--- START Entries provided ---

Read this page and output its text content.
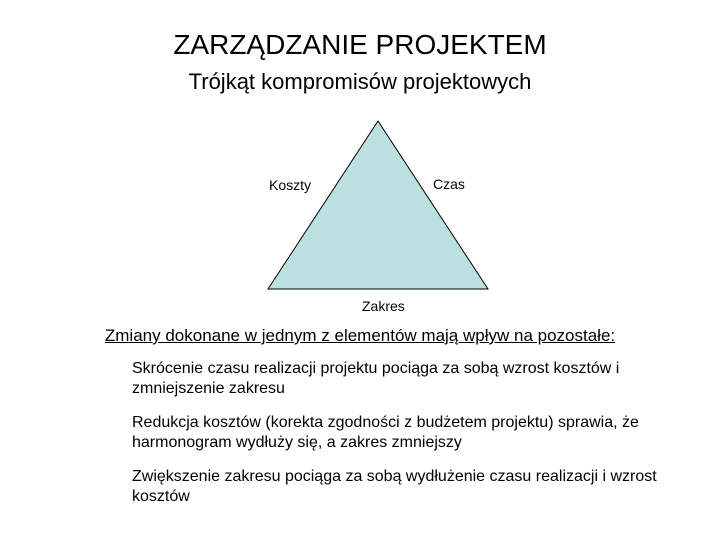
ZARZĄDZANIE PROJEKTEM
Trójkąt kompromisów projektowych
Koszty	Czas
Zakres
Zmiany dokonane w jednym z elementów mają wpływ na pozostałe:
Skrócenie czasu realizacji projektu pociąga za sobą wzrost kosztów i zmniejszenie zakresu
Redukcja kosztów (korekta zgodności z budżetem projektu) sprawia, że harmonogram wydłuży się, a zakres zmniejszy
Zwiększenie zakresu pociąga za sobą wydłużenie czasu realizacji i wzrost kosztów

--- END Entries provided ---
--- START Entries provided ---

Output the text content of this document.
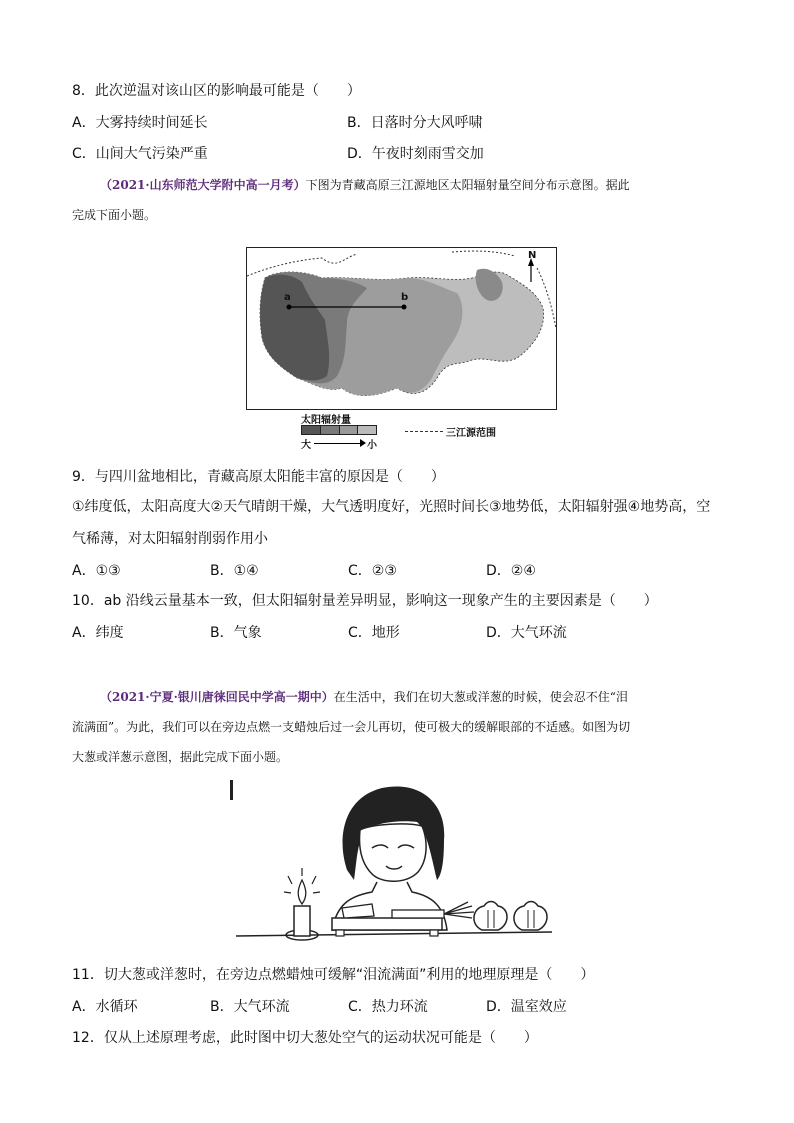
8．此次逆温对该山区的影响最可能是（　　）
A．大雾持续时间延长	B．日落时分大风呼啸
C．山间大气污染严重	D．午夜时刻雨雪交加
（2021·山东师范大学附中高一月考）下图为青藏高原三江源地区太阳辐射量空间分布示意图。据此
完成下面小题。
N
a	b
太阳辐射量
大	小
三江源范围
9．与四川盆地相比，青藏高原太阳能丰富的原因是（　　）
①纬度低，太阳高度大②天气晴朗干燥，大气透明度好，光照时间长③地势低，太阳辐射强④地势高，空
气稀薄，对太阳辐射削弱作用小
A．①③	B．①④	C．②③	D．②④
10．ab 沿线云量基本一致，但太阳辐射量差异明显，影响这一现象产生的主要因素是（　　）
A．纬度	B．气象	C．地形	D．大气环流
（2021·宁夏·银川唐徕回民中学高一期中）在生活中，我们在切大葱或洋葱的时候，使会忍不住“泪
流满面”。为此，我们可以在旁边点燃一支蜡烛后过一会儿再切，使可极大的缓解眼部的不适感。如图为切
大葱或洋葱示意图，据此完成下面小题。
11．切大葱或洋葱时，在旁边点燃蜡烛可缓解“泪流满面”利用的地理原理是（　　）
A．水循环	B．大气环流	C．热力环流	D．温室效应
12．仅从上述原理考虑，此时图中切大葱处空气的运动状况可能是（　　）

--- END Entries provided ---

Do this: Copy out every line that includes the word "wzrost".

Exercise answer:
Skrócenie czasu realizacji projektu pociąga za sobą wzrost kosztów i zmniejszenie zakresu
Zwiększenie zakresu pociąga za sobą wydłużenie czasu realizacji i wzrost kosztów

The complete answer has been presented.